(Records from a data source)

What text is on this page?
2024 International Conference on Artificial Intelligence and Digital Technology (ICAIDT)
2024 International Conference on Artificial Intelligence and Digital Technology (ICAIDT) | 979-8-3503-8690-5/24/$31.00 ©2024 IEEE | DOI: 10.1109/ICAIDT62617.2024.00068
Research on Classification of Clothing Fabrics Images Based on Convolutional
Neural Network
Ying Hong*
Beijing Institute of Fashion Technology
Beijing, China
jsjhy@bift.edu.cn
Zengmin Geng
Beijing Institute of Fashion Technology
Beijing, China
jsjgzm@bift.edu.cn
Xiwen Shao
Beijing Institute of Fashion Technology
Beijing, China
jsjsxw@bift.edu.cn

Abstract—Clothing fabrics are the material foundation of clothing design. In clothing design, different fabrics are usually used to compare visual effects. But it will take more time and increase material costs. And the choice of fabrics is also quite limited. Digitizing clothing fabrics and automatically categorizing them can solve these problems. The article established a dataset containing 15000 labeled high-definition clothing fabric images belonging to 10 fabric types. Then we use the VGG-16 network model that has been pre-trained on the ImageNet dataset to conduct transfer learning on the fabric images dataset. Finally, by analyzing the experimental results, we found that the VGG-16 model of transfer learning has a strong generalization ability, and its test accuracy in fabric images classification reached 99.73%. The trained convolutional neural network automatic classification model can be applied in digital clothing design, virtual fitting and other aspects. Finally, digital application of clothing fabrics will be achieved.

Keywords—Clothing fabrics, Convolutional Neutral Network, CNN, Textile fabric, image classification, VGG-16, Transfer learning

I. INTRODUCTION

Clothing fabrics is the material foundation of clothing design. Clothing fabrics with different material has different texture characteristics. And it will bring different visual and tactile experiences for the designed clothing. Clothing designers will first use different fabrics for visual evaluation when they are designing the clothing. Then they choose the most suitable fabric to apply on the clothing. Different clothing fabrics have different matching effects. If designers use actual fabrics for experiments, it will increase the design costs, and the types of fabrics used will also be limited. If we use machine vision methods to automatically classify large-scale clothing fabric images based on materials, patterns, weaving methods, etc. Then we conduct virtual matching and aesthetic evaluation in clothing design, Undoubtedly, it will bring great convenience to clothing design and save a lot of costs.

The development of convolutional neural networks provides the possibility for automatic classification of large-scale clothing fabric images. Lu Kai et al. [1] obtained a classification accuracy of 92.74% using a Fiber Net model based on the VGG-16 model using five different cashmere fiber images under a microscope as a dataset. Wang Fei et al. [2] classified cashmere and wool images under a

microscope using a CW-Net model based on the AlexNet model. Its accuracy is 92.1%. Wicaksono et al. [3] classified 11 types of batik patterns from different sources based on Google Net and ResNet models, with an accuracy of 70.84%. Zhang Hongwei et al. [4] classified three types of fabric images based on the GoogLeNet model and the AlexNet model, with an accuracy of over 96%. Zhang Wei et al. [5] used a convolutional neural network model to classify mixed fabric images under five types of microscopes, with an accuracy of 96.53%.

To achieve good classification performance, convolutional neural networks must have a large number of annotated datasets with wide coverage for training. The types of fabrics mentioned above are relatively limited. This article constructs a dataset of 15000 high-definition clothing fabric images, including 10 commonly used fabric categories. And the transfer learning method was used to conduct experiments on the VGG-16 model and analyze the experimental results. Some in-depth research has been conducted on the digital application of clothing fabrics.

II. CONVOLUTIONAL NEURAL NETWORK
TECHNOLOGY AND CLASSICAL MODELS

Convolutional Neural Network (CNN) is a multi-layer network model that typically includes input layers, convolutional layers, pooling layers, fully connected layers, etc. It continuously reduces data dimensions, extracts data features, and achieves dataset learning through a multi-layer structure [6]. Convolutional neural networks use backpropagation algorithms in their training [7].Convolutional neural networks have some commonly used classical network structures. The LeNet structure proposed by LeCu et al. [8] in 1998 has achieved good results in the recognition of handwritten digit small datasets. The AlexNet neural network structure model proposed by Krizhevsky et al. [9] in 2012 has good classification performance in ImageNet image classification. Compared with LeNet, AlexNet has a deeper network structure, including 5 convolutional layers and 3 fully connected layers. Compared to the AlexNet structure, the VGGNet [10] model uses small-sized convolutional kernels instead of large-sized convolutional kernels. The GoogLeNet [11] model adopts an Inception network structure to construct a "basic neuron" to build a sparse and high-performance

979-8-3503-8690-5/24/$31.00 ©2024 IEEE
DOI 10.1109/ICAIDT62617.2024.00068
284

WHAT YOU SHOULD DO: Copy out the whole listing exactly; please set it all down.

OUTPUT FOR THIS TASK:
What text is on this page?
2024 International Conference on Artificial Intelligence and Digital Technology (ICAIDT)
2024 International Conference on Artificial Intelligence and Digital Technology (ICAIDT) | 979-8-3503-8690-5/24/$31.00 ©2024 IEEE | DOI: 10.1109/ICAIDT62617.2024.00068
Research on Classification of Clothing Fabrics Images Based on Convolutional
Neural Network
Ying Hong*
Beijing Institute of Fashion Technology
Beijing, China
jsjhy@bift.edu.cn
Zengmin Geng
Beijing Institute of Fashion Technology
Beijing, China
jsjgzm@bift.edu.cn
Xiwen Shao
Beijing Institute of Fashion Technology
Beijing, China
jsjsxw@bift.edu.cn

Abstract—Clothing fabrics are the material foundation of clothing design. In clothing design, different fabrics are usually used to compare visual effects. But it will take more time and increase material costs. And the choice of fabrics is also quite limited. Digitizing clothing fabrics and automatically categorizing them can solve these problems. The article established a dataset containing 15000 labeled high-definition clothing fabric images belonging to 10 fabric types. Then we use the VGG-16 network model that has been pre-trained on the ImageNet dataset to conduct transfer learning on the fabric images dataset. Finally, by analyzing the experimental results, we found that the VGG-16 model of transfer learning has a strong generalization ability, and its test accuracy in fabric images classification reached 99.73%. The trained convolutional neural network automatic classification model can be applied in digital clothing design, virtual fitting and other aspects. Finally, digital application of clothing fabrics will be achieved.

Keywords—Clothing fabrics, Convolutional Neutral Network, CNN, Textile fabric, image classification, VGG-16, Transfer learning

I. INTRODUCTION

Clothing fabrics is the material foundation of clothing design. Clothing fabrics with different material has different texture characteristics. And it will bring different visual and tactile experiences for the designed clothing. Clothing designers will first use different fabrics for visual evaluation when they are designing the clothing. Then they choose the most suitable fabric to apply on the clothing. Different clothing fabrics have different matching effects. If designers use actual fabrics for experiments, it will increase the design costs, and the types of fabrics used will also be limited. If we use machine vision methods to automatically classify large-scale clothing fabric images based on materials, patterns, weaving methods, etc. Then we conduct virtual matching and aesthetic evaluation in clothing design, Undoubtedly, it will bring great convenience to clothing design and save a lot of costs.

The development of convolutional neural networks provides the possibility for automatic classification of large-scale clothing fabric images. Lu Kai et al. [1] obtained a classification accuracy of 92.74% using a Fiber Net model based on the VGG-16 model using five different cashmere fiber images under a microscope as a dataset. Wang Fei et al. [2] classified cashmere and wool images under a

microscope using a CW-Net model based on the AlexNet model. Its accuracy is 92.1%. Wicaksono et al. [3] classified 11 types of batik patterns from different sources based on Google Net and ResNet models, with an accuracy of 70.84%. Zhang Hongwei et al. [4] classified three types of fabric images based on the GoogLeNet model and the AlexNet model, with an accuracy of over 96%. Zhang Wei et al. [5] used a convolutional neural network model to classify mixed fabric images under five types of microscopes, with an accuracy of 96.53%.

To achieve good classification performance, convolutional neural networks must have a large number of annotated datasets with wide coverage for training. The types of fabrics mentioned above are relatively limited. This article constructs a dataset of 15000 high-definition clothing fabric images, including 10 commonly used fabric categories. And the transfer learning method was used to conduct experiments on the VGG-16 model and analyze the experimental results. Some in-depth research has been conducted on the digital application of clothing fabrics.

II. CONVOLUTIONAL NEURAL NETWORK
TECHNOLOGY AND CLASSICAL MODELS

Convolutional Neural Network (CNN) is a multi-layer network model that typically includes input layers, convolutional layers, pooling layers, fully connected layers, etc. It continuously reduces data dimensions, extracts data features, and achieves dataset learning through a multi-layer structure [6]. Convolutional neural networks use backpropagation algorithms in their training [7].Convolutional neural networks have some commonly used classical network structures. The LeNet structure proposed by LeCu et al. [8] in 1998 has achieved good results in the recognition of handwritten digit small datasets. The AlexNet neural network structure model proposed by Krizhevsky et al. [9] in 2012 has good classification performance in ImageNet image classification. Compared with LeNet, AlexNet has a deeper network structure, including 5 convolutional layers and 3 fully connected layers. Compared to the AlexNet structure, the VGGNet [10] model uses small-sized convolutional kernels instead of large-sized convolutional kernels. The GoogLeNet [11] model adopts an Inception network structure to construct a "basic neuron" to build a sparse and high-performance

979-8-3503-8690-5/24/$31.00 ©2024 IEEE
DOI 10.1109/ICAIDT62617.2024.00068
284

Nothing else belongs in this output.